** Data extract **

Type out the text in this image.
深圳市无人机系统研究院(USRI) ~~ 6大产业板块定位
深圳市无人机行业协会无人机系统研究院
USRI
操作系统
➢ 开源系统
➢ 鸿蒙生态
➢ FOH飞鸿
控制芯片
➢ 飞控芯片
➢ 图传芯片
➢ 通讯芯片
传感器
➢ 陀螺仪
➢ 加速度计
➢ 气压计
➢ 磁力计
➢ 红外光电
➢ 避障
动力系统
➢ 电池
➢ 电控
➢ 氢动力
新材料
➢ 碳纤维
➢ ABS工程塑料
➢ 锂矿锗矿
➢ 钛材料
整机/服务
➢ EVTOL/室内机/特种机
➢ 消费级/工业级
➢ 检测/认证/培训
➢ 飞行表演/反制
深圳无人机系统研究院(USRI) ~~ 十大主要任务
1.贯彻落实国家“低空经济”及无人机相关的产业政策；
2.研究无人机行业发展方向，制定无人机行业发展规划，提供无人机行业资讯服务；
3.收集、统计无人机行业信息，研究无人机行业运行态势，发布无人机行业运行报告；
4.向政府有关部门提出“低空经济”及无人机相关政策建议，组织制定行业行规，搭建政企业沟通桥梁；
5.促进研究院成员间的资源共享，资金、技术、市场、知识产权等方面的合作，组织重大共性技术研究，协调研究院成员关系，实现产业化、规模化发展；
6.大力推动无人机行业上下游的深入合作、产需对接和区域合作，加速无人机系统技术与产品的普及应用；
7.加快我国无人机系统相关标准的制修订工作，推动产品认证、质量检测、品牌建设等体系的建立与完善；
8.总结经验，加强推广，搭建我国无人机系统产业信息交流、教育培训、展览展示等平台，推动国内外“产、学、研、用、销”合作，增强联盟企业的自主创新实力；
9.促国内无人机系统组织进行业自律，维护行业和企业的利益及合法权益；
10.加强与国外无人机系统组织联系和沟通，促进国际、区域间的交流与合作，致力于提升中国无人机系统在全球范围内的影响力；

** The problem **
Copy out all of the lines above exactly.

** Result of this exercise **
Type out the text in this image.
深圳市无人机系统研究院(USRI) ~~ 6大产业板块定位
深圳市无人机行业协会无人机系统研究院
USRI
操作系统
➢ 开源系统
➢ 鸿蒙生态
➢ FOH飞鸿
控制芯片
➢ 飞控芯片
➢ 图传芯片
➢ 通讯芯片
传感器
➢ 陀螺仪
➢ 加速度计
➢ 气压计
➢ 磁力计
➢ 红外光电
➢ 避障
动力系统
➢ 电池
➢ 电控
➢ 氢动力
新材料
➢ 碳纤维
➢ ABS工程塑料
➢ 锂矿锗矿
➢ 钛材料
整机/服务
➢ EVTOL/室内机/特种机
➢ 消费级/工业级
➢ 检测/认证/培训
➢ 飞行表演/反制
深圳无人机系统研究院(USRI) ~~ 十大主要任务
1.贯彻落实国家“低空经济”及无人机相关的产业政策；
2.研究无人机行业发展方向，制定无人机行业发展规划，提供无人机行业资讯服务；
3.收集、统计无人机行业信息，研究无人机行业运行态势，发布无人机行业运行报告；
4.向政府有关部门提出“低空经济”及无人机相关政策建议，组织制定行业行规，搭建政企业沟通桥梁；
5.促进研究院成员间的资源共享，资金、技术、市场、知识产权等方面的合作，组织重大共性技术研究，协调研究院成员关系，实现产业化、规模化发展；
6.大力推动无人机行业上下游的深入合作、产需对接和区域合作，加速无人机系统技术与产品的普及应用；
7.加快我国无人机系统相关标准的制修订工作，推动产品认证、质量检测、品牌建设等体系的建立与完善；
8.总结经验，加强推广，搭建我国无人机系统产业信息交流、教育培训、展览展示等平台，推动国内外“产、学、研、用、销”合作，增强联盟企业的自主创新实力；
9.促国内无人机系统组织进行业自律，维护行业和企业的利益及合法权益；
10.加强与国外无人机系统组织联系和沟通，促进国际、区域间的交流与合作，致力于提升中国无人机系统在全球范围内的影响力；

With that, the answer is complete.